Objective: Copy every line of the records below where the word "Globale" occurs.

----------

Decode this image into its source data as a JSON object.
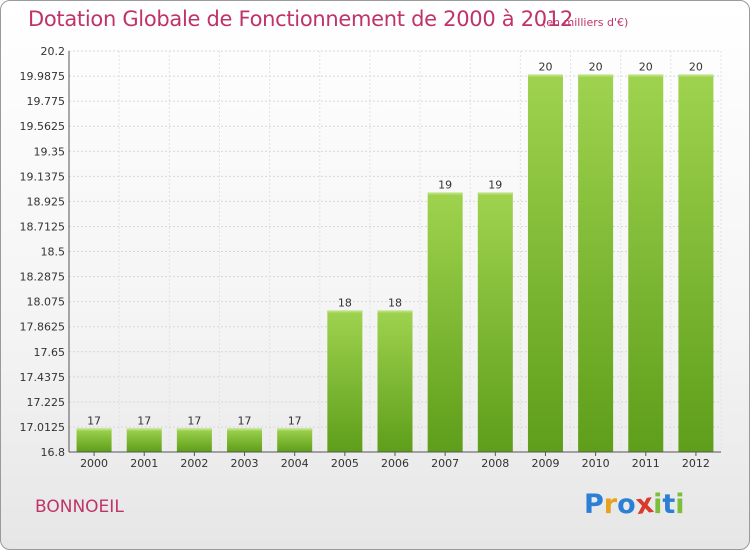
{
  "title": "Dotation Globale de Fonctionnement de 2000 à 2012",
  "subtitle": "(en milliers d'€)",
  "commune": "BONNOEIL",
  "logo": {
    "letters": [
      "P",
      "r",
      "o",
      "x",
      "i",
      "t",
      "i"
    ],
    "colors": [
      "#2b7fd4",
      "#e8a020",
      "#2b7fd4",
      "#d93a2b",
      "#7bbf3a",
      "#2b7fd4",
      "#7bbf3a"
    ]
  },
  "chart_data": {
    "type": "bar",
    "title": "Dotation Globale de Fonctionnement de 2000 à 2012",
    "subtitle": "(en milliers d'€)",
    "categories": [
      "2000",
      "2001",
      "2002",
      "2003",
      "2004",
      "2005",
      "2006",
      "2007",
      "2008",
      "2009",
      "2010",
      "2011",
      "2012"
    ],
    "values": [
      17,
      17,
      17,
      17,
      17,
      18,
      18,
      19,
      19,
      20,
      20,
      20,
      20
    ],
    "value_labels": [
      "17",
      "17",
      "17",
      "17",
      "17",
      "18",
      "18",
      "19",
      "19",
      "20",
      "20",
      "20",
      "20"
    ],
    "ylim": [
      16.8,
      20.2
    ],
    "yticks": [
      16.8,
      17.0125,
      17.225,
      17.4375,
      17.65,
      17.8625,
      18.075,
      18.2875,
      18.5,
      18.7125,
      18.925,
      19.1375,
      19.35,
      19.5625,
      19.775,
      19.9875,
      20.2
    ],
    "ytick_labels": [
      "16.8",
      "17.0125",
      "17.225",
      "17.4375",
      "17.65",
      "17.8625",
      "18.075",
      "18.2875",
      "18.5",
      "18.7125",
      "18.925",
      "19.1375",
      "19.35",
      "19.5625",
      "19.775",
      "19.9875",
      "20.2"
    ],
    "xlabel": "",
    "ylabel": "",
    "grid": true,
    "bar_color": "#7cb82f"
  }
}
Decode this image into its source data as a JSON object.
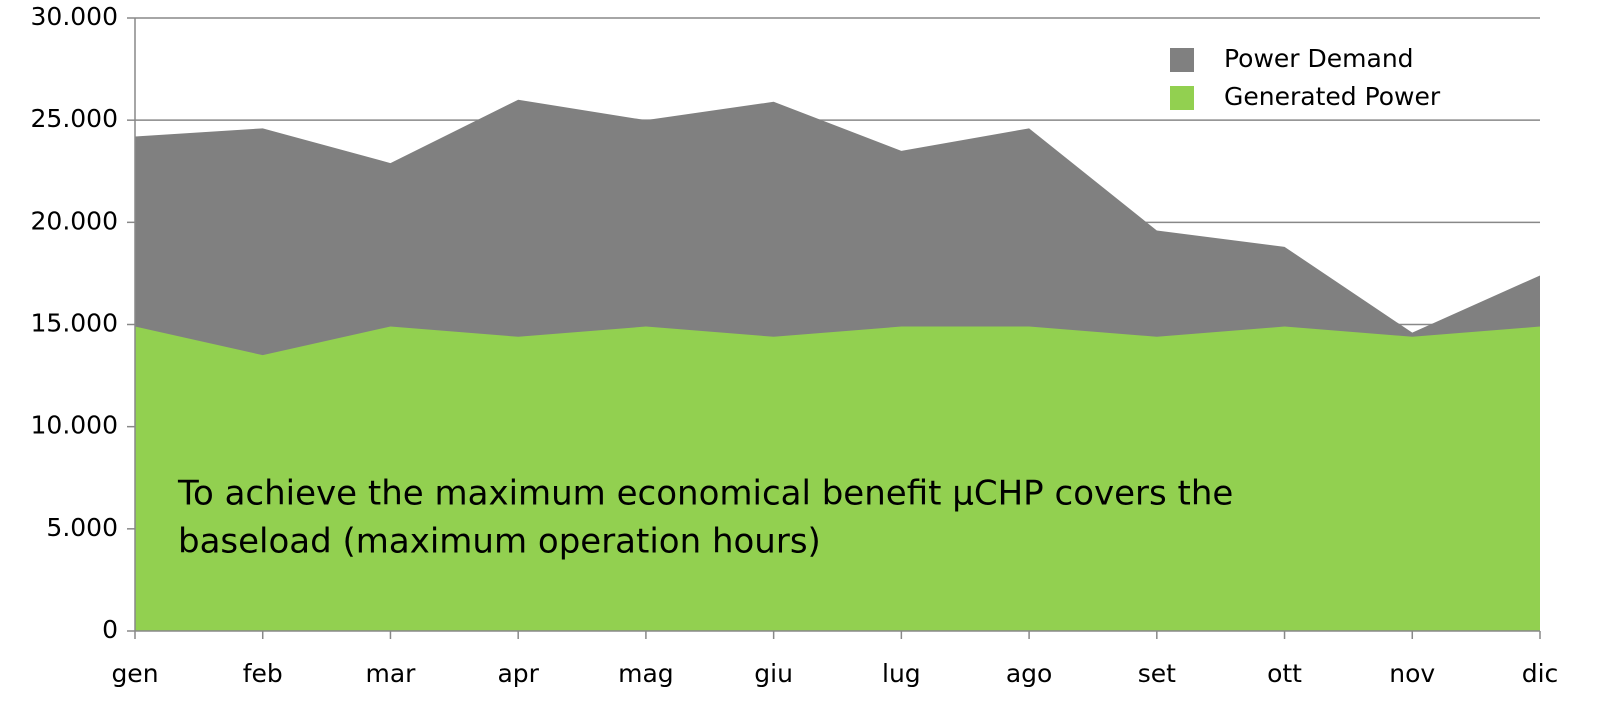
{
  "chart_data": {
    "type": "area",
    "categories": [
      "gen",
      "feb",
      "mar",
      "apr",
      "mag",
      "giu",
      "lug",
      "ago",
      "set",
      "ott",
      "nov",
      "dic"
    ],
    "series": [
      {
        "name": "Power Demand",
        "color": "#808080",
        "values": [
          24200,
          24600,
          22900,
          26000,
          25000,
          25900,
          23500,
          24600,
          19600,
          18800,
          14600,
          17400
        ]
      },
      {
        "name": "Generated Power",
        "color": "#92d050",
        "values": [
          14900,
          13500,
          14900,
          14400,
          14900,
          14400,
          14900,
          14900,
          14400,
          14900,
          14400,
          14900
        ]
      }
    ],
    "ylim": [
      0,
      30000
    ],
    "yticks": [
      0,
      {
        "value": 5000,
        "label": "5.000"
      },
      {
        "value": 10000,
        "label": "10.000"
      },
      {
        "value": 15000,
        "label": "15.000"
      },
      {
        "value": 20000,
        "label": "20.000"
      },
      {
        "value": 25000,
        "label": "25.000"
      },
      {
        "value": 30000,
        "label": "30.000"
      }
    ],
    "grid": true,
    "legend": "top-right",
    "annotation": [
      "To achieve the maximum economical benefit μCHP covers the",
      "baseload (maximum operation hours)"
    ]
  }
}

----------

In response:
  "title": "Dotation Globale de Fonctionnement de 2000 à 2012",
    "title": "Dotation Globale de Fonctionnement de 2000 à 2012",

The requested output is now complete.